** PROBLEM STATEMENT **
Transcribe the entries below exactly.

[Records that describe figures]
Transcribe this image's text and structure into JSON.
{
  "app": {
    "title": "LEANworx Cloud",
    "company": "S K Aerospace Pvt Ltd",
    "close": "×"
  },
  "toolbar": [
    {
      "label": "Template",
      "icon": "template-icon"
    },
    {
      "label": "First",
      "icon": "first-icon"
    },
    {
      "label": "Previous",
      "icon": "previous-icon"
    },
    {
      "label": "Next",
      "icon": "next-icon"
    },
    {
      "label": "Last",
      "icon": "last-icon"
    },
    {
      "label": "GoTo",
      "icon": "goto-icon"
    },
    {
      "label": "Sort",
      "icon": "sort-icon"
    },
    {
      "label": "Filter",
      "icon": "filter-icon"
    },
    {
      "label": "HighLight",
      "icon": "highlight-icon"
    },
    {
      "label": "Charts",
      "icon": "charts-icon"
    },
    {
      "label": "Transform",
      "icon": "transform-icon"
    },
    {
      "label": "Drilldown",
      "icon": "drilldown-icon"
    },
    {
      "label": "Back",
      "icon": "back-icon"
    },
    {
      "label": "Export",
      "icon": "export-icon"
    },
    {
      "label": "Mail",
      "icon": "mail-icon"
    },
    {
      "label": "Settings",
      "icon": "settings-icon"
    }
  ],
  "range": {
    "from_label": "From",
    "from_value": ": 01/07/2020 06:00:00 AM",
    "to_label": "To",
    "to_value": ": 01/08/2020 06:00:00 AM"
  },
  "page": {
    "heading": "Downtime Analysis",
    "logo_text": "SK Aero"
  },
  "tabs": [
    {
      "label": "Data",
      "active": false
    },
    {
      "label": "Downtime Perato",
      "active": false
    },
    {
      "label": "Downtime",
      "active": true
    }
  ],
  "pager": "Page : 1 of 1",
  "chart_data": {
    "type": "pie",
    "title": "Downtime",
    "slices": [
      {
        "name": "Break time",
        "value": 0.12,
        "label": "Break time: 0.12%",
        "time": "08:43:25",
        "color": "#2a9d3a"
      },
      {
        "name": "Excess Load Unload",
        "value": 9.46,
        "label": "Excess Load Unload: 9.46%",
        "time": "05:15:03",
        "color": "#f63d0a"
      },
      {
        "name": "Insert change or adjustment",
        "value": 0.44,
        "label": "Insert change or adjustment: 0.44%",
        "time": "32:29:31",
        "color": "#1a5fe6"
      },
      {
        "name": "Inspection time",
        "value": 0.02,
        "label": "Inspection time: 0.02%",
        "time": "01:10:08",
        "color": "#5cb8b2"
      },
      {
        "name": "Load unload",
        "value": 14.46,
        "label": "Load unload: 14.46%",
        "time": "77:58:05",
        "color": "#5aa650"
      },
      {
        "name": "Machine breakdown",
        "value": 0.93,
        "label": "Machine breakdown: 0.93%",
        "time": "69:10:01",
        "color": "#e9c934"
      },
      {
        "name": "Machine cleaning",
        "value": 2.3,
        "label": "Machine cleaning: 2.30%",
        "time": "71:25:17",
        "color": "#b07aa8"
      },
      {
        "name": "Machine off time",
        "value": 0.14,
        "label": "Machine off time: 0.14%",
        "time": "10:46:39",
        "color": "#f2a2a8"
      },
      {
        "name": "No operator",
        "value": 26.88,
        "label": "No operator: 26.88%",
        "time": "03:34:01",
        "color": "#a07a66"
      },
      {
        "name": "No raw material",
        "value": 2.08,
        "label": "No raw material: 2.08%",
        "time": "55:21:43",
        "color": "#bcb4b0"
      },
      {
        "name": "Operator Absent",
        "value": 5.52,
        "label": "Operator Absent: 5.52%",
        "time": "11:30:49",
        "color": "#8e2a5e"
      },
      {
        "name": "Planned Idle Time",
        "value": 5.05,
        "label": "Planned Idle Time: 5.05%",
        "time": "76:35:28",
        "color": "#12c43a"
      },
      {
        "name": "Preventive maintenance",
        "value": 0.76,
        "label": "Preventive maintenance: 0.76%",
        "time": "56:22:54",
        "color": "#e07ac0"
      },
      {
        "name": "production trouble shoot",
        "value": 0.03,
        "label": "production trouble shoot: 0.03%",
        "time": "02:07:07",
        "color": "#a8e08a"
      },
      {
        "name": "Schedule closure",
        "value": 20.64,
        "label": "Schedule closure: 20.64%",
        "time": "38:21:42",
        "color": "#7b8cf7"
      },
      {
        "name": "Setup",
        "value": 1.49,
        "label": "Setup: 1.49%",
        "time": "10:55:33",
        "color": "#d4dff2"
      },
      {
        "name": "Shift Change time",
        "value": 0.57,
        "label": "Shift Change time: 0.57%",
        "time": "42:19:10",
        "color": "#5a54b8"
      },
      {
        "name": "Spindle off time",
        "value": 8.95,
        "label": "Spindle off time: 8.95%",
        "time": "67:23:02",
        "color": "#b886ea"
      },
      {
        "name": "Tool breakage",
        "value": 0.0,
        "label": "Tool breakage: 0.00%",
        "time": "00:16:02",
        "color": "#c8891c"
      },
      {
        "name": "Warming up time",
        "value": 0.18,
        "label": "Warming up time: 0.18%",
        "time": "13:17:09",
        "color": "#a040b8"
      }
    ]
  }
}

** SOLVED PROBLEM **
Transcribe this image's text and structure into JSON.
{
  "app": {
    "title": "LEANworx Cloud",
    "company": "S K Aerospace Pvt Ltd",
    "close": "×"
  },
  "toolbar": [
    {
      "label": "Template",
      "icon": "template-icon"
    },
    {
      "label": "First",
      "icon": "first-icon"
    },
    {
      "label": "Previous",
      "icon": "previous-icon"
    },
    {
      "label": "Next",
      "icon": "next-icon"
    },
    {
      "label": "Last",
      "icon": "last-icon"
    },
    {
      "label": "GoTo",
      "icon": "goto-icon"
    },
    {
      "label": "Sort",
      "icon": "sort-icon"
    },
    {
      "label": "Filter",
      "icon": "filter-icon"
    },
    {
      "label": "HighLight",
      "icon": "highlight-icon"
    },
    {
      "label": "Charts",
      "icon": "charts-icon"
    },
    {
      "label": "Transform",
      "icon": "transform-icon"
    },
    {
      "label": "Drilldown",
      "icon": "drilldown-icon"
    },
    {
      "label": "Back",
      "icon": "back-icon"
    },
    {
      "label": "Export",
      "icon": "export-icon"
    },
    {
      "label": "Mail",
      "icon": "mail-icon"
    },
    {
      "label": "Settings",
      "icon": "settings-icon"
    }
  ],
  "range": {
    "from_label": "From",
    "from_value": ": 01/07/2020 06:00:00 AM",
    "to_label": "To",
    "to_value": ": 01/08/2020 06:00:00 AM"
  },
  "page": {
    "heading": "Downtime Analysis",
    "logo_text": "SK Aero"
  },
  "tabs": [
    {
      "label": "Data",
      "active": false
    },
    {
      "label": "Downtime Perato",
      "active": false
    },
    {
      "label": "Downtime",
      "active": true
    }
  ],
  "pager": "Page : 1 of 1",
  "chart_data": {
    "type": "pie",
    "title": "Downtime",
    "slices": [
      {
        "name": "Break time",
        "value": 0.12,
        "label": "Break time: 0.12%",
        "time": "08:43:25",
        "color": "#2a9d3a"
      },
      {
        "name": "Excess Load Unload",
        "value": 9.46,
        "label": "Excess Load Unload: 9.46%",
        "time": "05:15:03",
        "color": "#f63d0a"
      },
      {
        "name": "Insert change or adjustment",
        "value": 0.44,
        "label": "Insert change or adjustment: 0.44%",
        "time": "32:29:31",
        "color": "#1a5fe6"
      },
      {
        "name": "Inspection time",
        "value": 0.02,
        "label": "Inspection time: 0.02%",
        "time": "01:10:08",
        "color": "#5cb8b2"
      },
      {
        "name": "Load unload",
        "value": 14.46,
        "label": "Load unload: 14.46%",
        "time": "77:58:05",
        "color": "#5aa650"
      },
      {
        "name": "Machine breakdown",
        "value": 0.93,
        "label": "Machine breakdown: 0.93%",
        "time": "69:10:01",
        "color": "#e9c934"
      },
      {
        "name": "Machine cleaning",
        "value": 2.3,
        "label": "Machine cleaning: 2.30%",
        "time": "71:25:17",
        "color": "#b07aa8"
      },
      {
        "name": "Machine off time",
        "value": 0.14,
        "label": "Machine off time: 0.14%",
        "time": "10:46:39",
        "color": "#f2a2a8"
      },
      {
        "name": "No operator",
        "value": 26.88,
        "label": "No operator: 26.88%",
        "time": "03:34:01",
        "color": "#a07a66"
      },
      {
        "name": "No raw material",
        "value": 2.08,
        "label": "No raw material: 2.08%",
        "time": "55:21:43",
        "color": "#bcb4b0"
      },
      {
        "name": "Operator Absent",
        "value": 5.52,
        "label": "Operator Absent: 5.52%",
        "time": "11:30:49",
        "color": "#8e2a5e"
      },
      {
        "name": "Planned Idle Time",
        "value": 5.05,
        "label": "Planned Idle Time: 5.05%",
        "time": "76:35:28",
        "color": "#12c43a"
      },
      {
        "name": "Preventive maintenance",
        "value": 0.76,
        "label": "Preventive maintenance: 0.76%",
        "time": "56:22:54",
        "color": "#e07ac0"
      },
      {
        "name": "production trouble shoot",
        "value": 0.03,
        "label": "production trouble shoot: 0.03%",
        "time": "02:07:07",
        "color": "#a8e08a"
      },
      {
        "name": "Schedule closure",
        "value": 20.64,
        "label": "Schedule closure: 20.64%",
        "time": "38:21:42",
        "color": "#7b8cf7"
      },
      {
        "name": "Setup",
        "value": 1.49,
        "label": "Setup: 1.49%",
        "time": "10:55:33",
        "color": "#d4dff2"
      },
      {
        "name": "Shift Change time",
        "value": 0.57,
        "label": "Shift Change time: 0.57%",
        "time": "42:19:10",
        "color": "#5a54b8"
      },
      {
        "name": "Spindle off time",
        "value": 8.95,
        "label": "Spindle off time: 8.95%",
        "time": "67:23:02",
        "color": "#b886ea"
      },
      {
        "name": "Tool breakage",
        "value": 0.0,
        "label": "Tool breakage: 0.00%",
        "time": "00:16:02",
        "color": "#c8891c"
      },
      {
        "name": "Warming up time",
        "value": 0.18,
        "label": "Warming up time: 0.18%",
        "time": "13:17:09",
        "color": "#a040b8"
      }
    ]
  }
}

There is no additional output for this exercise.